Required work – Check each line of the records below and collect those that include the word "this".

Raw data –
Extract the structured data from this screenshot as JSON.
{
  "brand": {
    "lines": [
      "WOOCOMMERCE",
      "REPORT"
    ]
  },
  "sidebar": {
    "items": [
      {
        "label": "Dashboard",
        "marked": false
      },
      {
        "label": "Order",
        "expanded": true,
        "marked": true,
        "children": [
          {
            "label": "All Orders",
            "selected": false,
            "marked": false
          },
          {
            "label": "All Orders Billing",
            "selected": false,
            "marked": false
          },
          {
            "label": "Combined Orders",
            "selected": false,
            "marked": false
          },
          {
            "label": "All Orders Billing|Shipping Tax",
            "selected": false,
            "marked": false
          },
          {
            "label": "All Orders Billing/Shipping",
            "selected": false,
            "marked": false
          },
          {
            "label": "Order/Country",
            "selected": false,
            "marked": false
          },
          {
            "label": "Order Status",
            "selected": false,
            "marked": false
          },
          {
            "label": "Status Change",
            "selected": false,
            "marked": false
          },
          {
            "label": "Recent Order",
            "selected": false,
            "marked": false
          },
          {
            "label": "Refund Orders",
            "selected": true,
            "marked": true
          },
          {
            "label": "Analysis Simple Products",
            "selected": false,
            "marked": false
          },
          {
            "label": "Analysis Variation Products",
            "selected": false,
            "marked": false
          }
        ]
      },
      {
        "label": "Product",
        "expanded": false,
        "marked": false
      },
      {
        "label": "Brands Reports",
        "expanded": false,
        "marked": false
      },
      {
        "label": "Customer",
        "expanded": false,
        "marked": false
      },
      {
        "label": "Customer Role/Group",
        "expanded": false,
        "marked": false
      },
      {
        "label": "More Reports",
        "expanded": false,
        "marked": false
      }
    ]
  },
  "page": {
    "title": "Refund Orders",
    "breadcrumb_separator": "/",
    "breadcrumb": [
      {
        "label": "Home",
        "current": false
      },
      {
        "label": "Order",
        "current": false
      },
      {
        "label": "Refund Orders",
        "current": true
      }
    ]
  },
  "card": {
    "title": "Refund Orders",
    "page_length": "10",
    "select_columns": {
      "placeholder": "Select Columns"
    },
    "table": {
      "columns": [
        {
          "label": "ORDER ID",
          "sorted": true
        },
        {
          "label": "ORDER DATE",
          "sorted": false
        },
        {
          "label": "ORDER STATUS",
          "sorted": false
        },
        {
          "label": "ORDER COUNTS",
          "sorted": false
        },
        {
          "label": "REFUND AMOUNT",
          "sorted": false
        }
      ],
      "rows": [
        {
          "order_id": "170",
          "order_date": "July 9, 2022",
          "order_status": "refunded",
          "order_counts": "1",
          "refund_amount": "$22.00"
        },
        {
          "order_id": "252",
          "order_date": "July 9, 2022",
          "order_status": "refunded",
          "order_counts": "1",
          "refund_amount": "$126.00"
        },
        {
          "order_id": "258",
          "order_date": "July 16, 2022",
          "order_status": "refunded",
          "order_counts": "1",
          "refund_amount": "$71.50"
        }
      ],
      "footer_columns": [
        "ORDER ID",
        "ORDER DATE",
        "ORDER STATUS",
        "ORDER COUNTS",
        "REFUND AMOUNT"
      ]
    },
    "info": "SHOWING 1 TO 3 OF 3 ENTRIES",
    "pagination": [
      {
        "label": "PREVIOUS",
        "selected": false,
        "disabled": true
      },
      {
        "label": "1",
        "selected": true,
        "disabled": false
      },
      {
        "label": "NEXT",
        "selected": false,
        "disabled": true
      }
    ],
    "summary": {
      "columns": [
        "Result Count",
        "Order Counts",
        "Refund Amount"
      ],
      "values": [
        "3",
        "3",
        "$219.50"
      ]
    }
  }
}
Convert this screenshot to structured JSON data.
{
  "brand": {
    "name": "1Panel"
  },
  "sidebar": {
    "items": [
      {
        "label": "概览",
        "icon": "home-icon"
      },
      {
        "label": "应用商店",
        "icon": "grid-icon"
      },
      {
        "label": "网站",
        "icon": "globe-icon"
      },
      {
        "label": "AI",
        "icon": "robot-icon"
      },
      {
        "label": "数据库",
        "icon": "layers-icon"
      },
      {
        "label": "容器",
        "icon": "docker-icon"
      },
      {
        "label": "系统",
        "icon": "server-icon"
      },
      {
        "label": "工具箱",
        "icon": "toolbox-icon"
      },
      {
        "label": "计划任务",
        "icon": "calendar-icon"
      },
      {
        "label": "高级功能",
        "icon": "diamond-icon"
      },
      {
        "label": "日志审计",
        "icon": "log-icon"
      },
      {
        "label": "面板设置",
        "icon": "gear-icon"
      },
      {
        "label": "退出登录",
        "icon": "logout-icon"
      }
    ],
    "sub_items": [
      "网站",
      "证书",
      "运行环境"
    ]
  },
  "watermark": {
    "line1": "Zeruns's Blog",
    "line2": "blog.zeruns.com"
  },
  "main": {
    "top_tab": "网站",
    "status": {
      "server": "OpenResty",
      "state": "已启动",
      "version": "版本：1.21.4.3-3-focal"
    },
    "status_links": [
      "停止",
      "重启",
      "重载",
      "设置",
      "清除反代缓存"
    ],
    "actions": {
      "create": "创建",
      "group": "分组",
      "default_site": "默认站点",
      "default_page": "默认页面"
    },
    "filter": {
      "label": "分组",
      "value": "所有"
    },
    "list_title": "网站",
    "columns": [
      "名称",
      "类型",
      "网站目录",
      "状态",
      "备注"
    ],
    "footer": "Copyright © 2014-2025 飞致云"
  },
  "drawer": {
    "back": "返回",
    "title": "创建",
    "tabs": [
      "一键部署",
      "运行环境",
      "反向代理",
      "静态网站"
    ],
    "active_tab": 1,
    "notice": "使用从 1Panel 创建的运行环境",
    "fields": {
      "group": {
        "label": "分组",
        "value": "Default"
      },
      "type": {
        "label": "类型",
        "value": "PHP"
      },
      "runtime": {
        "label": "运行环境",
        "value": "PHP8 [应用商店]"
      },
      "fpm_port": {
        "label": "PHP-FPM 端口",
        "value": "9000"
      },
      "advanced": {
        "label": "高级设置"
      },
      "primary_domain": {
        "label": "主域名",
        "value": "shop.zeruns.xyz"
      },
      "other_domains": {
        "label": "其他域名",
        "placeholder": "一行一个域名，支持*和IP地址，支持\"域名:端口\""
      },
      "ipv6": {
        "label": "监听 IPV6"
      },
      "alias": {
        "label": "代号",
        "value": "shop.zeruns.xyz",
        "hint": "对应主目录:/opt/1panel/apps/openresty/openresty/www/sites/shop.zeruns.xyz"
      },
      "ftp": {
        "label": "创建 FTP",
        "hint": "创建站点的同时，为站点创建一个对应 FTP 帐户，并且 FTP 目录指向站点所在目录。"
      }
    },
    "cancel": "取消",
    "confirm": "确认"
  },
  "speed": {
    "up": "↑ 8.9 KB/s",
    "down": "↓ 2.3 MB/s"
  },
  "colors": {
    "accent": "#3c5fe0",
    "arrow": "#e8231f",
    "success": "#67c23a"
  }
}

Exercise output –
Extract the structured data from this screenshot as JSON.
Convert this screenshot to structured JSON data.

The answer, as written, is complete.